* _THE TASK_: Please give the listing again, word for word, with nothing left out.

* _DATA SUPPLIED_:
>> start
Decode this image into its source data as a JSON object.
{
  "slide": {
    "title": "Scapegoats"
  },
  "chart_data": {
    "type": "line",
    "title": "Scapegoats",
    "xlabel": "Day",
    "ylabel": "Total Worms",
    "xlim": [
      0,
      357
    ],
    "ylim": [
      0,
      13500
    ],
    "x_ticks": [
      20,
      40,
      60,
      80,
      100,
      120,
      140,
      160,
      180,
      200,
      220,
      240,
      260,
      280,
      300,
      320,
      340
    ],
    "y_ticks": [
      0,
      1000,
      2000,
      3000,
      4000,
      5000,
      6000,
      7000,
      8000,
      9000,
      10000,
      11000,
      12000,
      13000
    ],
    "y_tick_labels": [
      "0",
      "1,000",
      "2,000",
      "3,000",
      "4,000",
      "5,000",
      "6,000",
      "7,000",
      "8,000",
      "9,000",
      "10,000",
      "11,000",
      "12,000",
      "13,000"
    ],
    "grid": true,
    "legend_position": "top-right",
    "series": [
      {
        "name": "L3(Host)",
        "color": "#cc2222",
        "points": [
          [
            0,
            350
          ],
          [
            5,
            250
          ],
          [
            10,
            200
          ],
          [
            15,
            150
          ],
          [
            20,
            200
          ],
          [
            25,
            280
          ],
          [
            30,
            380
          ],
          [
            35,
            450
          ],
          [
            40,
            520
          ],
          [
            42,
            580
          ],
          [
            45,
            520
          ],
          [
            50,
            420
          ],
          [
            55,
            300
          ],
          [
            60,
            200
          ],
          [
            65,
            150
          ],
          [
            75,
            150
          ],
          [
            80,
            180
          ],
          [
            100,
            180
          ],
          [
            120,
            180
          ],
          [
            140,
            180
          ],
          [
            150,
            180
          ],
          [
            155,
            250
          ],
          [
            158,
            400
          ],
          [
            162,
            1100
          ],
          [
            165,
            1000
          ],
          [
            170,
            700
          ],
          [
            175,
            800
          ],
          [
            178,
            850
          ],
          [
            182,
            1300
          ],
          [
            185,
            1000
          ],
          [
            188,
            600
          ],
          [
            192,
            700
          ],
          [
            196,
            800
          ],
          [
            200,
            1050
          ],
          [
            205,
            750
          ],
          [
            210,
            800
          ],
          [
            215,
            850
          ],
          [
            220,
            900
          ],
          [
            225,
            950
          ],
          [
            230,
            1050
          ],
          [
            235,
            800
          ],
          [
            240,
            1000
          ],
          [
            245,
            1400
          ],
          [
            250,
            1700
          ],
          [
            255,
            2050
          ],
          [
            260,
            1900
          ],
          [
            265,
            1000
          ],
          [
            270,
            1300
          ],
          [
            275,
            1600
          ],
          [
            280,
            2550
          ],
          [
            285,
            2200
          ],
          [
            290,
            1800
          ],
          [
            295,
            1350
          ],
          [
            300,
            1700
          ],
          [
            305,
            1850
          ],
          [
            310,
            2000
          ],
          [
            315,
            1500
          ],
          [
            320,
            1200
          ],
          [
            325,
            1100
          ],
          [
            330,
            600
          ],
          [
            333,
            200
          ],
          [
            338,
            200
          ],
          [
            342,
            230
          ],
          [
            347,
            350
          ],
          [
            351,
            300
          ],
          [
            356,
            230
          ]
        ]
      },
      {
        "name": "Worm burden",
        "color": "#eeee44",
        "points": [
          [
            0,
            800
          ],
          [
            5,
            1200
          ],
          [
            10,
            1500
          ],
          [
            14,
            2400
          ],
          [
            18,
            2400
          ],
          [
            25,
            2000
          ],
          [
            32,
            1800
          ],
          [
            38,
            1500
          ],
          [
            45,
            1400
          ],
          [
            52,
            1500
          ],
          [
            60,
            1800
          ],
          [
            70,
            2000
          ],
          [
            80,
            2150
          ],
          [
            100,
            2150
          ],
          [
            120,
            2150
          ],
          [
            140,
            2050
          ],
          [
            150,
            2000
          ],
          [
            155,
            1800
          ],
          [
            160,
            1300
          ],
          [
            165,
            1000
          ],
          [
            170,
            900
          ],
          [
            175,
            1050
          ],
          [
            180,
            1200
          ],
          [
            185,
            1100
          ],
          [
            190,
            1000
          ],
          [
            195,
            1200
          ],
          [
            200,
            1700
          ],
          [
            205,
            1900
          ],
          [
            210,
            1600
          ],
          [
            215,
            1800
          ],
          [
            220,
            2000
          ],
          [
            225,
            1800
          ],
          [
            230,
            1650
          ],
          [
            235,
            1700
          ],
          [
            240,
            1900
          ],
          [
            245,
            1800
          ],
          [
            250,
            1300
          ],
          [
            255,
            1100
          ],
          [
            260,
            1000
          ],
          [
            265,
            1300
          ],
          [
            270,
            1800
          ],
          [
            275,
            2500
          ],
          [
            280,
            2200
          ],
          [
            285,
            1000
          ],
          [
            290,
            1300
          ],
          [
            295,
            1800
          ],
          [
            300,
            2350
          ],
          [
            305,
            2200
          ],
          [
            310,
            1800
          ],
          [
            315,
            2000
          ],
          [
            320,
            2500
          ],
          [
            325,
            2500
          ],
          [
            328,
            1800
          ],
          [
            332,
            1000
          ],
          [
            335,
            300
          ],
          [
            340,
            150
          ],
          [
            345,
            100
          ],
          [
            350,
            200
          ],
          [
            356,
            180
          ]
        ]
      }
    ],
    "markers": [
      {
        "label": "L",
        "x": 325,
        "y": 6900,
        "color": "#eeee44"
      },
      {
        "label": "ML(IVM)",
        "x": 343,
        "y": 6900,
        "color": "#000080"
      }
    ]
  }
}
>> end
* _EXERCISE RESPONSE_:
Decode this image into its source data as a JSON object.
{
  "slide": {
    "title": "Scapegoats"
  },
  "chart_data": {
    "type": "line",
    "title": "Scapegoats",
    "xlabel": "Day",
    "ylabel": "Total Worms",
    "xlim": [
      0,
      357
    ],
    "ylim": [
      0,
      13500
    ],
    "x_ticks": [
      20,
      40,
      60,
      80,
      100,
      120,
      140,
      160,
      180,
      200,
      220,
      240,
      260,
      280,
      300,
      320,
      340
    ],
    "y_ticks": [
      0,
      1000,
      2000,
      3000,
      4000,
      5000,
      6000,
      7000,
      8000,
      9000,
      10000,
      11000,
      12000,
      13000
    ],
    "y_tick_labels": [
      "0",
      "1,000",
      "2,000",
      "3,000",
      "4,000",
      "5,000",
      "6,000",
      "7,000",
      "8,000",
      "9,000",
      "10,000",
      "11,000",
      "12,000",
      "13,000"
    ],
    "grid": true,
    "legend_position": "top-right",
    "series": [
      {
        "name": "L3(Host)",
        "color": "#cc2222",
        "points": [
          [
            0,
            350
          ],
          [
            5,
            250
          ],
          [
            10,
            200
          ],
          [
            15,
            150
          ],
          [
            20,
            200
          ],
          [
            25,
            280
          ],
          [
            30,
            380
          ],
          [
            35,
            450
          ],
          [
            40,
            520
          ],
          [
            42,
            580
          ],
          [
            45,
            520
          ],
          [
            50,
            420
          ],
          [
            55,
            300
          ],
          [
            60,
            200
          ],
          [
            65,
            150
          ],
          [
            75,
            150
          ],
          [
            80,
            180
          ],
          [
            100,
            180
          ],
          [
            120,
            180
          ],
          [
            140,
            180
          ],
          [
            150,
            180
          ],
          [
            155,
            250
          ],
          [
            158,
            400
          ],
          [
            162,
            1100
          ],
          [
            165,
            1000
          ],
          [
            170,
            700
          ],
          [
            175,
            800
          ],
          [
            178,
            850
          ],
          [
            182,
            1300
          ],
          [
            185,
            1000
          ],
          [
            188,
            600
          ],
          [
            192,
            700
          ],
          [
            196,
            800
          ],
          [
            200,
            1050
          ],
          [
            205,
            750
          ],
          [
            210,
            800
          ],
          [
            215,
            850
          ],
          [
            220,
            900
          ],
          [
            225,
            950
          ],
          [
            230,
            1050
          ],
          [
            235,
            800
          ],
          [
            240,
            1000
          ],
          [
            245,
            1400
          ],
          [
            250,
            1700
          ],
          [
            255,
            2050
          ],
          [
            260,
            1900
          ],
          [
            265,
            1000
          ],
          [
            270,
            1300
          ],
          [
            275,
            1600
          ],
          [
            280,
            2550
          ],
          [
            285,
            2200
          ],
          [
            290,
            1800
          ],
          [
            295,
            1350
          ],
          [
            300,
            1700
          ],
          [
            305,
            1850
          ],
          [
            310,
            2000
          ],
          [
            315,
            1500
          ],
          [
            320,
            1200
          ],
          [
            325,
            1100
          ],
          [
            330,
            600
          ],
          [
            333,
            200
          ],
          [
            338,
            200
          ],
          [
            342,
            230
          ],
          [
            347,
            350
          ],
          [
            351,
            300
          ],
          [
            356,
            230
          ]
        ]
      },
      {
        "name": "Worm burden",
        "color": "#eeee44",
        "points": [
          [
            0,
            800
          ],
          [
            5,
            1200
          ],
          [
            10,
            1500
          ],
          [
            14,
            2400
          ],
          [
            18,
            2400
          ],
          [
            25,
            2000
          ],
          [
            32,
            1800
          ],
          [
            38,
            1500
          ],
          [
            45,
            1400
          ],
          [
            52,
            1500
          ],
          [
            60,
            1800
          ],
          [
            70,
            2000
          ],
          [
            80,
            2150
          ],
          [
            100,
            2150
          ],
          [
            120,
            2150
          ],
          [
            140,
            2050
          ],
          [
            150,
            2000
          ],
          [
            155,
            1800
          ],
          [
            160,
            1300
          ],
          [
            165,
            1000
          ],
          [
            170,
            900
          ],
          [
            175,
            1050
          ],
          [
            180,
            1200
          ],
          [
            185,
            1100
          ],
          [
            190,
            1000
          ],
          [
            195,
            1200
          ],
          [
            200,
            1700
          ],
          [
            205,
            1900
          ],
          [
            210,
            1600
          ],
          [
            215,
            1800
          ],
          [
            220,
            2000
          ],
          [
            225,
            1800
          ],
          [
            230,
            1650
          ],
          [
            235,
            1700
          ],
          [
            240,
            1900
          ],
          [
            245,
            1800
          ],
          [
            250,
            1300
          ],
          [
            255,
            1100
          ],
          [
            260,
            1000
          ],
          [
            265,
            1300
          ],
          [
            270,
            1800
          ],
          [
            275,
            2500
          ],
          [
            280,
            2200
          ],
          [
            285,
            1000
          ],
          [
            290,
            1300
          ],
          [
            295,
            1800
          ],
          [
            300,
            2350
          ],
          [
            305,
            2200
          ],
          [
            310,
            1800
          ],
          [
            315,
            2000
          ],
          [
            320,
            2500
          ],
          [
            325,
            2500
          ],
          [
            328,
            1800
          ],
          [
            332,
            1000
          ],
          [
            335,
            300
          ],
          [
            340,
            150
          ],
          [
            345,
            100
          ],
          [
            350,
            200
          ],
          [
            356,
            180
          ]
        ]
      }
    ],
    "markers": [
      {
        "label": "L",
        "x": 325,
        "y": 6900,
        "color": "#eeee44"
      },
      {
        "label": "ML(IVM)",
        "x": 343,
        "y": 6900,
        "color": "#000080"
      }
    ]
  }
}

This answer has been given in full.